_YOUR OBJECTIVE:_
Find the lines holding "data" and copy them.

_RECORDS FOR THIS TASK:_
•••••

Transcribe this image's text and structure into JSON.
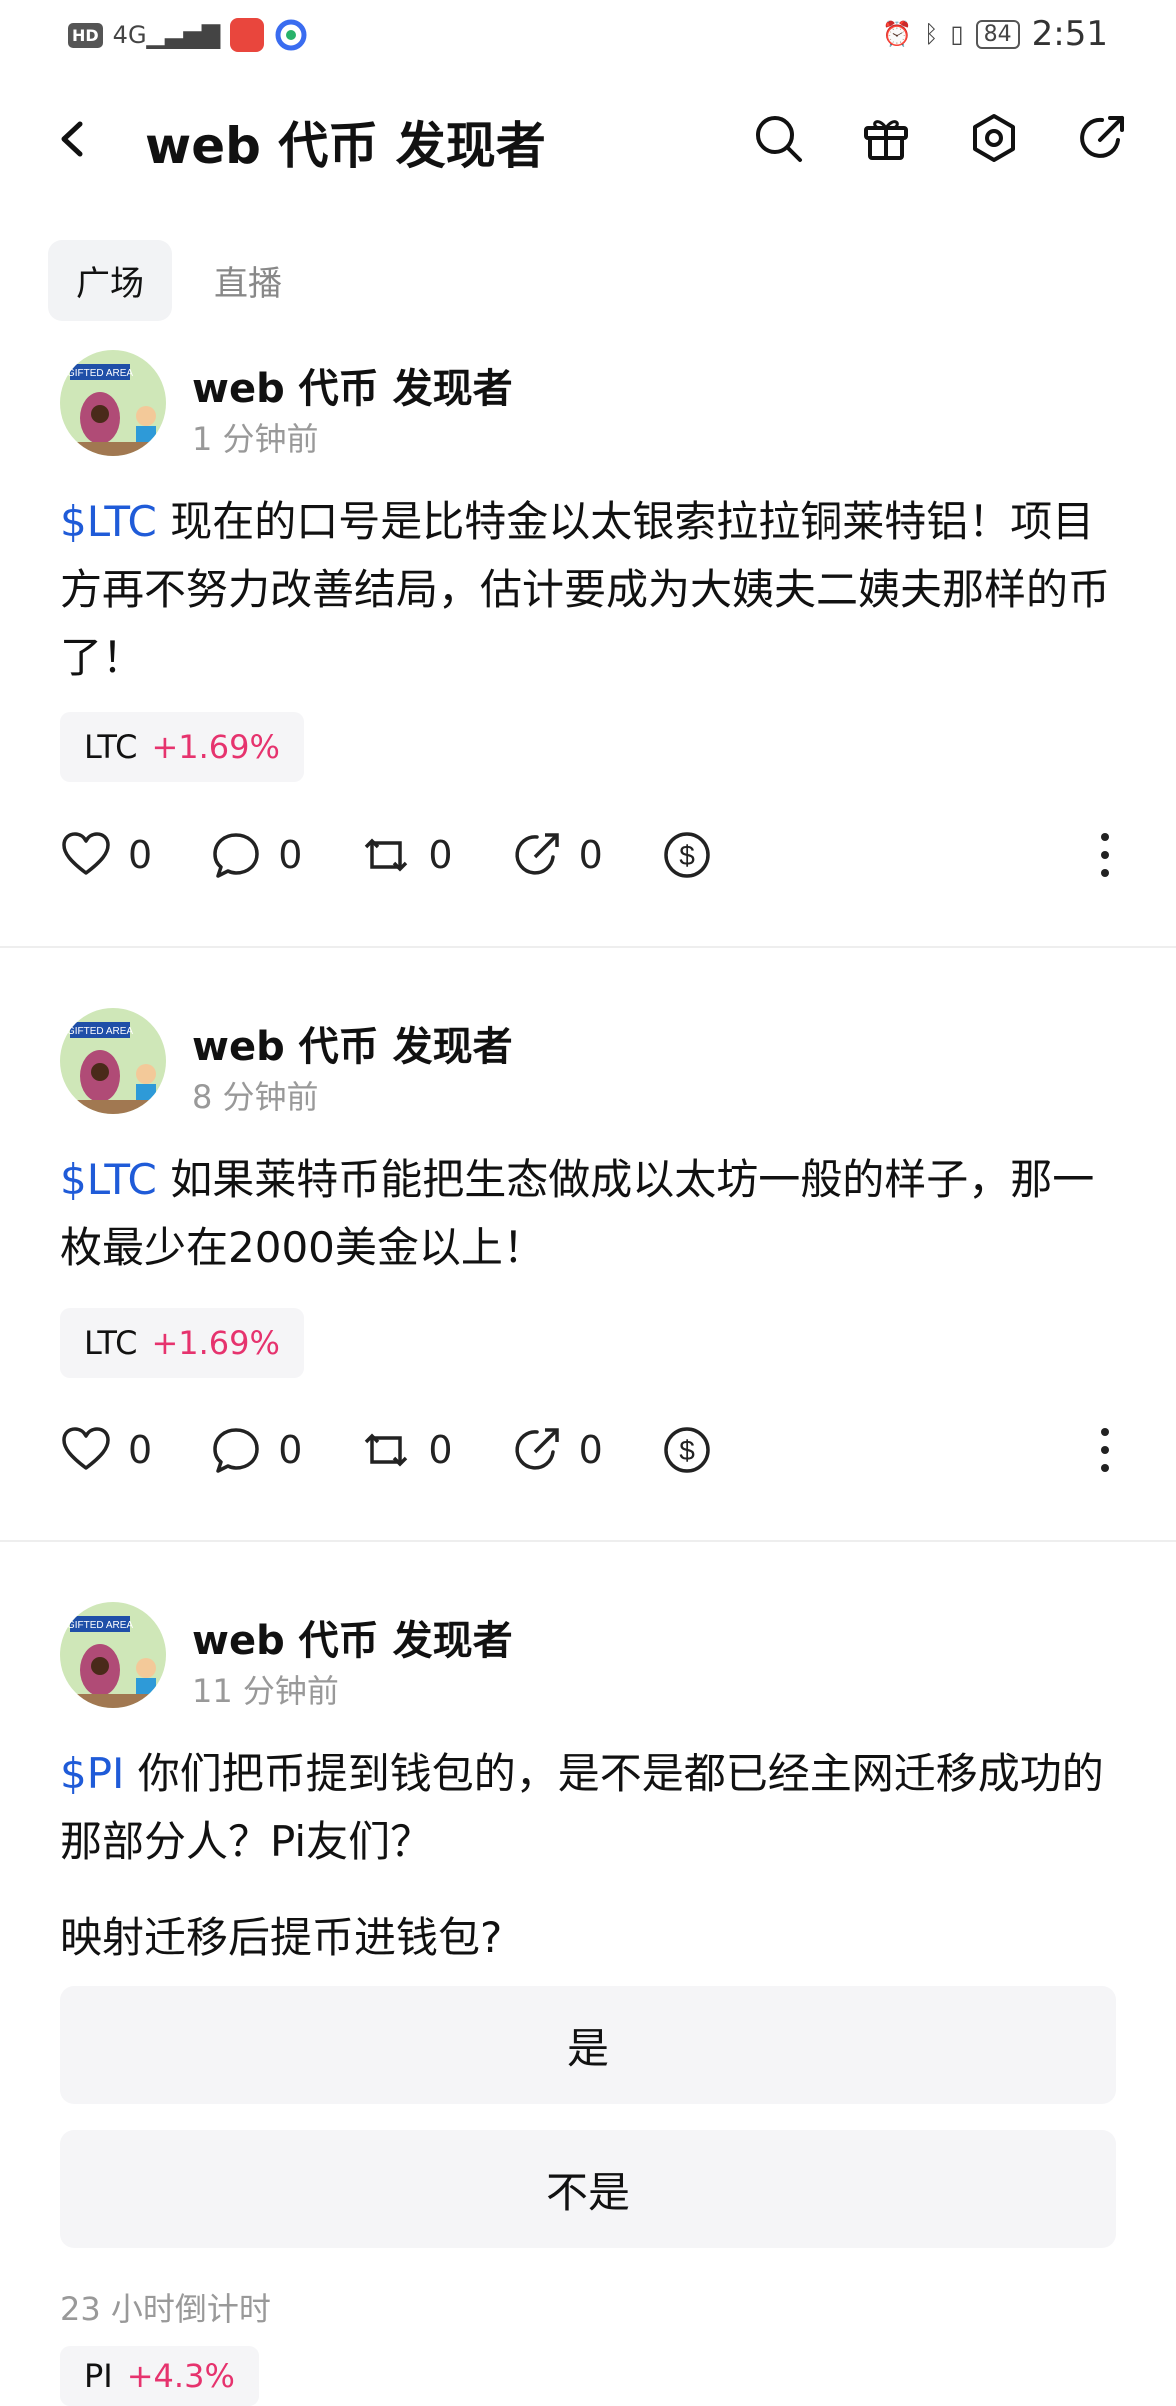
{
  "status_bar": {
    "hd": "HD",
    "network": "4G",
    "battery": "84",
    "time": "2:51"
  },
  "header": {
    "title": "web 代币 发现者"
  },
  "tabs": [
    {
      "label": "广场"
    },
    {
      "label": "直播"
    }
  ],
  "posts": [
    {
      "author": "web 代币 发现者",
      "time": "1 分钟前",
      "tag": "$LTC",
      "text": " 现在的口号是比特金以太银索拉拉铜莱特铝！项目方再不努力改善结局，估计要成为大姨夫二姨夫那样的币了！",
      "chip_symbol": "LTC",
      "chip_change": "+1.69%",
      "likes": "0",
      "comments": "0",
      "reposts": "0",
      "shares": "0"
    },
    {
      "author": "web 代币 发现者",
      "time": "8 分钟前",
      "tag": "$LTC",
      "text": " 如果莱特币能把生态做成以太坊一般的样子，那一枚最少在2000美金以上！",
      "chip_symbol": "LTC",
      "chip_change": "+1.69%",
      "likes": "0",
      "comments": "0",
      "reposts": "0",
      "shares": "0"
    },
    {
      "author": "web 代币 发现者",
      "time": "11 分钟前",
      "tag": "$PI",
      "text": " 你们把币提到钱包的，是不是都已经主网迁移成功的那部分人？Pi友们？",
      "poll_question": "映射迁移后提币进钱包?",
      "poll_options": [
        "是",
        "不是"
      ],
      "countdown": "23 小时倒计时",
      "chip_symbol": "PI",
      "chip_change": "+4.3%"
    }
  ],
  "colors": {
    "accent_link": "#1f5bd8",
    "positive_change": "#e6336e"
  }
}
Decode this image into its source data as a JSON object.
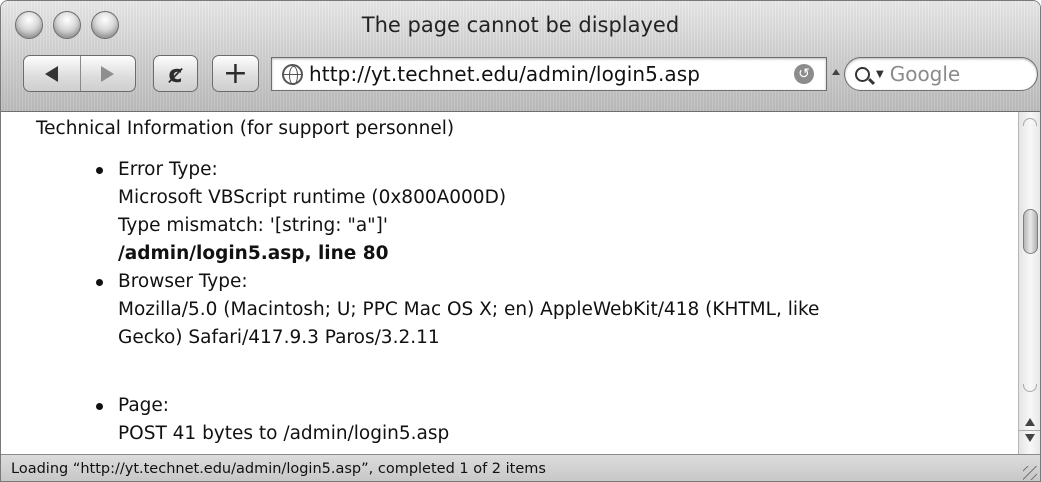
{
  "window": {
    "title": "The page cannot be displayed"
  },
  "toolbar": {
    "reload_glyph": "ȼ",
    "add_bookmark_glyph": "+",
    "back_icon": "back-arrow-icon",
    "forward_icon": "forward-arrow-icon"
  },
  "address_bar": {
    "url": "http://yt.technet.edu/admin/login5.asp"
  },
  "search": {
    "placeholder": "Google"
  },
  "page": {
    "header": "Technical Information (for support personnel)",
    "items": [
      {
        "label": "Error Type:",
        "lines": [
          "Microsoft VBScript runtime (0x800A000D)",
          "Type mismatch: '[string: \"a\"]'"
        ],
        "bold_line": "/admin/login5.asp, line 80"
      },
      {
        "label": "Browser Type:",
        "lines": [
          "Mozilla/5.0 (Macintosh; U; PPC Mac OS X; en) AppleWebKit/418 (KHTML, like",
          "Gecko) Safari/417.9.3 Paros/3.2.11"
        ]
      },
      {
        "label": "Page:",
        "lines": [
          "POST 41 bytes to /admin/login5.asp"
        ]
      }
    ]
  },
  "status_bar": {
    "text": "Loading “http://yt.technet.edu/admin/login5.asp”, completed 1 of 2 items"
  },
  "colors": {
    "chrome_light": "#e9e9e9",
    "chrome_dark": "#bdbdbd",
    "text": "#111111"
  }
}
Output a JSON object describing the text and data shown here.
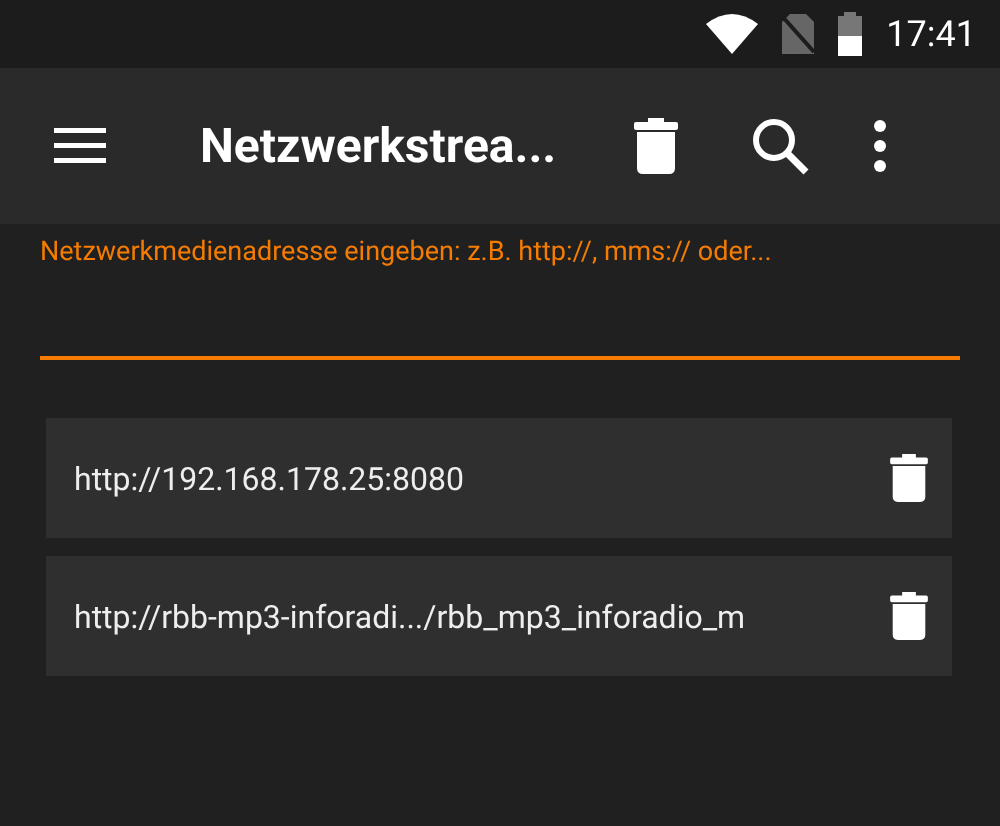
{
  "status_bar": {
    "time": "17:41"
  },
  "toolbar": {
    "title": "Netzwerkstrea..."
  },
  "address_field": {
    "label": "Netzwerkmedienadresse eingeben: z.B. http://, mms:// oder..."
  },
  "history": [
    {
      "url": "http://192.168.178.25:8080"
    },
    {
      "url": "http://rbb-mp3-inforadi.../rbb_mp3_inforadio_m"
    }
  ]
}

•••••

_WRITTEN SOLUTION:_
Decode this image into its source data as a JSON object.
Output a JSON object describing the text and data shown here.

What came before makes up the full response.